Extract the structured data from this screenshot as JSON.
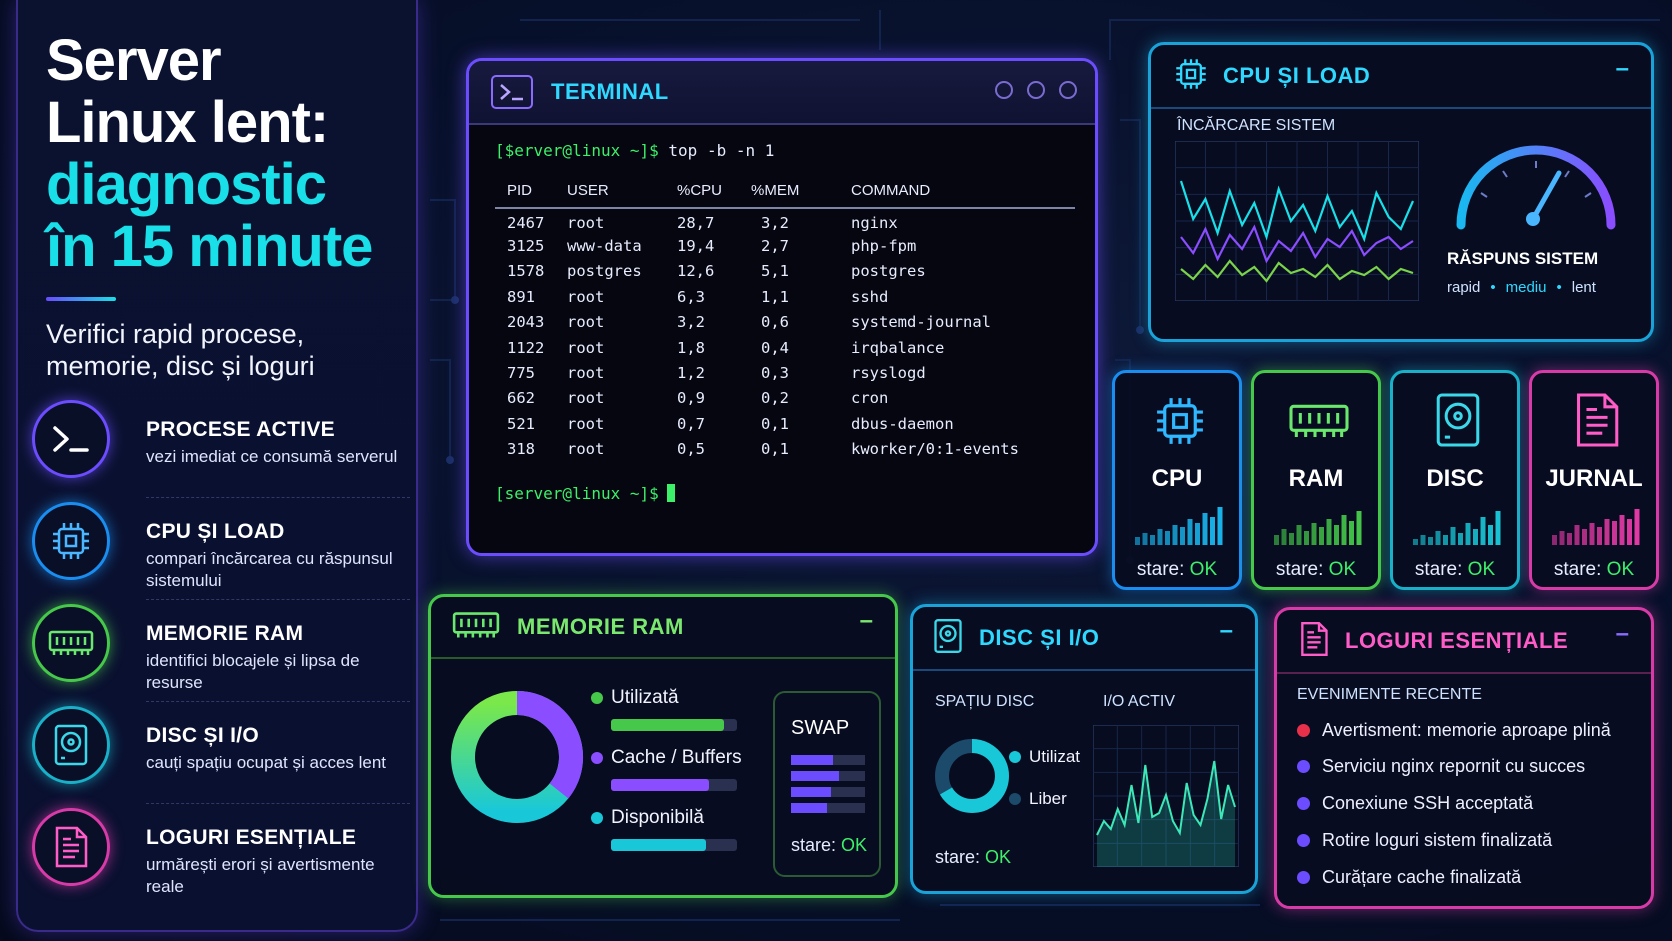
{
  "colors": {
    "accent_cyan": "#19e0e8",
    "accent_purple": "#6b4dff",
    "accent_green": "#3df06a",
    "accent_blue": "#1aa3d8",
    "accent_pink": "#d83ba8"
  },
  "headline": {
    "line1": "Server",
    "line2": "Linux lent:",
    "line3": "diagnostic",
    "line4": "în 15 minute",
    "subtitle": "Verifici rapid procese, memorie, disc și loguri"
  },
  "features": [
    {
      "icon": "terminal-icon",
      "title": "PROCESE ACTIVE",
      "desc": "vezi imediat ce consumă serverul"
    },
    {
      "icon": "cpu-chip-icon",
      "title": "CPU ȘI LOAD",
      "desc": "compari încărcarea cu răspunsul sistemului"
    },
    {
      "icon": "ram-module-icon",
      "title": "MEMORIE RAM",
      "desc": "identifici blocajele și lipsa de resurse"
    },
    {
      "icon": "hard-disk-icon",
      "title": "DISC ȘI I/O",
      "desc": "cauți spațiu ocupat și acces lent"
    },
    {
      "icon": "log-file-icon",
      "title": "LOGURI ESENȚIALE",
      "desc": "urmărești erori și avertismente reale"
    }
  ],
  "terminal": {
    "title": "TERMINAL",
    "prompt1": "[$erver@linux ~]$",
    "command": "top -b -n 1",
    "columns": [
      "PID",
      "USER",
      "%CPU",
      "%MEM",
      "COMMAND"
    ],
    "rows": [
      [
        "2467",
        "root",
        "28,7",
        "3,2",
        "nginx"
      ],
      [
        "3125",
        "www-data",
        "19,4",
        "2,7",
        "php-fpm"
      ],
      [
        "1578",
        "postgres",
        "12,6",
        "5,1",
        "postgres"
      ],
      [
        "891",
        "root",
        "6,3",
        "1,1",
        "sshd"
      ],
      [
        "2043",
        "root",
        "3,2",
        "0,6",
        "systemd-journal"
      ],
      [
        "1122",
        "root",
        "1,8",
        "0,4",
        "irqbalance"
      ],
      [
        "775",
        "root",
        "1,2",
        "0,3",
        "rsyslogd"
      ],
      [
        "662",
        "root",
        "0,9",
        "0,2",
        "cron"
      ],
      [
        "521",
        "root",
        "0,7",
        "0,1",
        "dbus-daemon"
      ],
      [
        "318",
        "root",
        "0,5",
        "0,1",
        "kworker/0:1-events"
      ]
    ],
    "prompt2": "[server@linux ~]$"
  },
  "cpuload": {
    "title": "CPU ȘI LOAD",
    "minimize": "–",
    "section": "ÎNCĂRCARE SISTEM",
    "response_title": "RĂSPUNS SISTEM",
    "speed_labels": [
      "rapid",
      "mediu",
      "lent"
    ],
    "series_colors": [
      "#19e0e8",
      "#8a4dff",
      "#7ad34a"
    ]
  },
  "cards": [
    {
      "name": "CPU",
      "state_label": "stare:",
      "state": "OK",
      "icon": "cpu-chip-icon",
      "color": "#19b8f0"
    },
    {
      "name": "RAM",
      "state_label": "stare:",
      "state": "OK",
      "icon": "ram-module-icon",
      "color": "#46c84a"
    },
    {
      "name": "DISC",
      "state_label": "stare:",
      "state": "OK",
      "icon": "hard-disk-icon",
      "color": "#19c8d8"
    },
    {
      "name": "JURNAL",
      "state_label": "stare:",
      "state": "OK",
      "icon": "log-file-icon",
      "color": "#e83ba8"
    }
  ],
  "memram": {
    "title": "MEMORIE RAM",
    "minimize": "–",
    "legend": [
      {
        "label": "Utilizată",
        "color": "#46c84a",
        "fill": 0.9
      },
      {
        "label": "Cache / Buffers",
        "color": "#8a4dff",
        "fill": 0.78
      },
      {
        "label": "Disponibilă",
        "color": "#19c8d8",
        "fill": 0.75
      }
    ],
    "swap_title": "SWAP",
    "swap_state_label": "stare:",
    "swap_state": "OK"
  },
  "disc": {
    "title": "DISC ȘI I/O",
    "minimize": "–",
    "space_label": "SPAȚIU DISC",
    "io_label": "I/O ACTIV",
    "legend_used": "Utilizat",
    "legend_free": "Liber",
    "state_label": "stare:",
    "state": "OK"
  },
  "logs": {
    "title": "LOGURI ESENȚIALE",
    "minimize": "–",
    "section": "EVENIMENTE RECENTE",
    "events": [
      {
        "text": "Avertisment: memorie aproape plină",
        "color": "#e8304a"
      },
      {
        "text": "Serviciu nginx repornit cu succes",
        "color": "#6b4dff"
      },
      {
        "text": "Conexiune SSH acceptată",
        "color": "#6b4dff"
      },
      {
        "text": "Rotire loguri sistem finalizată",
        "color": "#6b4dff"
      },
      {
        "text": "Curățare cache finalizată",
        "color": "#6b4dff"
      }
    ]
  }
}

> **Directive**: Every line of text is to be repeated exactly; pictures are left out.

> **Exercise solution**:
Extract the structured data from this screenshot as JSON.
{
  "colors": {
    "accent_cyan": "#19e0e8",
    "accent_purple": "#6b4dff",
    "accent_green": "#3df06a",
    "accent_blue": "#1aa3d8",
    "accent_pink": "#d83ba8"
  },
  "headline": {
    "line1": "Server",
    "line2": "Linux lent:",
    "line3": "diagnostic",
    "line4": "în 15 minute",
    "subtitle": "Verifici rapid procese, memorie, disc și loguri"
  },
  "features": [
    {
      "icon": "terminal-icon",
      "title": "PROCESE ACTIVE",
      "desc": "vezi imediat ce consumă serverul"
    },
    {
      "icon": "cpu-chip-icon",
      "title": "CPU ȘI LOAD",
      "desc": "compari încărcarea cu răspunsul sistemului"
    },
    {
      "icon": "ram-module-icon",
      "title": "MEMORIE RAM",
      "desc": "identifici blocajele și lipsa de resurse"
    },
    {
      "icon": "hard-disk-icon",
      "title": "DISC ȘI I/O",
      "desc": "cauți spațiu ocupat și acces lent"
    },
    {
      "icon": "log-file-icon",
      "title": "LOGURI ESENȚIALE",
      "desc": "urmărești erori și avertismente reale"
    }
  ],
  "terminal": {
    "title": "TERMINAL",
    "prompt1": "[$erver@linux ~]$",
    "command": "top -b -n 1",
    "columns": [
      "PID",
      "USER",
      "%CPU",
      "%MEM",
      "COMMAND"
    ],
    "rows": [
      [
        "2467",
        "root",
        "28,7",
        "3,2",
        "nginx"
      ],
      [
        "3125",
        "www-data",
        "19,4",
        "2,7",
        "php-fpm"
      ],
      [
        "1578",
        "postgres",
        "12,6",
        "5,1",
        "postgres"
      ],
      [
        "891",
        "root",
        "6,3",
        "1,1",
        "sshd"
      ],
      [
        "2043",
        "root",
        "3,2",
        "0,6",
        "systemd-journal"
      ],
      [
        "1122",
        "root",
        "1,8",
        "0,4",
        "irqbalance"
      ],
      [
        "775",
        "root",
        "1,2",
        "0,3",
        "rsyslogd"
      ],
      [
        "662",
        "root",
        "0,9",
        "0,2",
        "cron"
      ],
      [
        "521",
        "root",
        "0,7",
        "0,1",
        "dbus-daemon"
      ],
      [
        "318",
        "root",
        "0,5",
        "0,1",
        "kworker/0:1-events"
      ]
    ],
    "prompt2": "[server@linux ~]$"
  },
  "cpuload": {
    "title": "CPU ȘI LOAD",
    "minimize": "–",
    "section": "ÎNCĂRCARE SISTEM",
    "response_title": "RĂSPUNS SISTEM",
    "speed_labels": [
      "rapid",
      "mediu",
      "lent"
    ],
    "series_colors": [
      "#19e0e8",
      "#8a4dff",
      "#7ad34a"
    ]
  },
  "cards": [
    {
      "name": "CPU",
      "state_label": "stare:",
      "state": "OK",
      "icon": "cpu-chip-icon",
      "color": "#19b8f0"
    },
    {
      "name": "RAM",
      "state_label": "stare:",
      "state": "OK",
      "icon": "ram-module-icon",
      "color": "#46c84a"
    },
    {
      "name": "DISC",
      "state_label": "stare:",
      "state": "OK",
      "icon": "hard-disk-icon",
      "color": "#19c8d8"
    },
    {
      "name": "JURNAL",
      "state_label": "stare:",
      "state": "OK",
      "icon": "log-file-icon",
      "color": "#e83ba8"
    }
  ],
  "memram": {
    "title": "MEMORIE RAM",
    "minimize": "–",
    "legend": [
      {
        "label": "Utilizată",
        "color": "#46c84a",
        "fill": 0.9
      },
      {
        "label": "Cache / Buffers",
        "color": "#8a4dff",
        "fill": 0.78
      },
      {
        "label": "Disponibilă",
        "color": "#19c8d8",
        "fill": 0.75
      }
    ],
    "swap_title": "SWAP",
    "swap_state_label": "stare:",
    "swap_state": "OK"
  },
  "disc": {
    "title": "DISC ȘI I/O",
    "minimize": "–",
    "space_label": "SPAȚIU DISC",
    "io_label": "I/O ACTIV",
    "legend_used": "Utilizat",
    "legend_free": "Liber",
    "state_label": "stare:",
    "state": "OK"
  },
  "logs": {
    "title": "LOGURI ESENȚIALE",
    "minimize": "–",
    "section": "EVENIMENTE RECENTE",
    "events": [
      {
        "text": "Avertisment: memorie aproape plină",
        "color": "#e8304a"
      },
      {
        "text": "Serviciu nginx repornit cu succes",
        "color": "#6b4dff"
      },
      {
        "text": "Conexiune SSH acceptată",
        "color": "#6b4dff"
      },
      {
        "text": "Rotire loguri sistem finalizată",
        "color": "#6b4dff"
      },
      {
        "text": "Curățare cache finalizată",
        "color": "#6b4dff"
      }
    ]
  }
}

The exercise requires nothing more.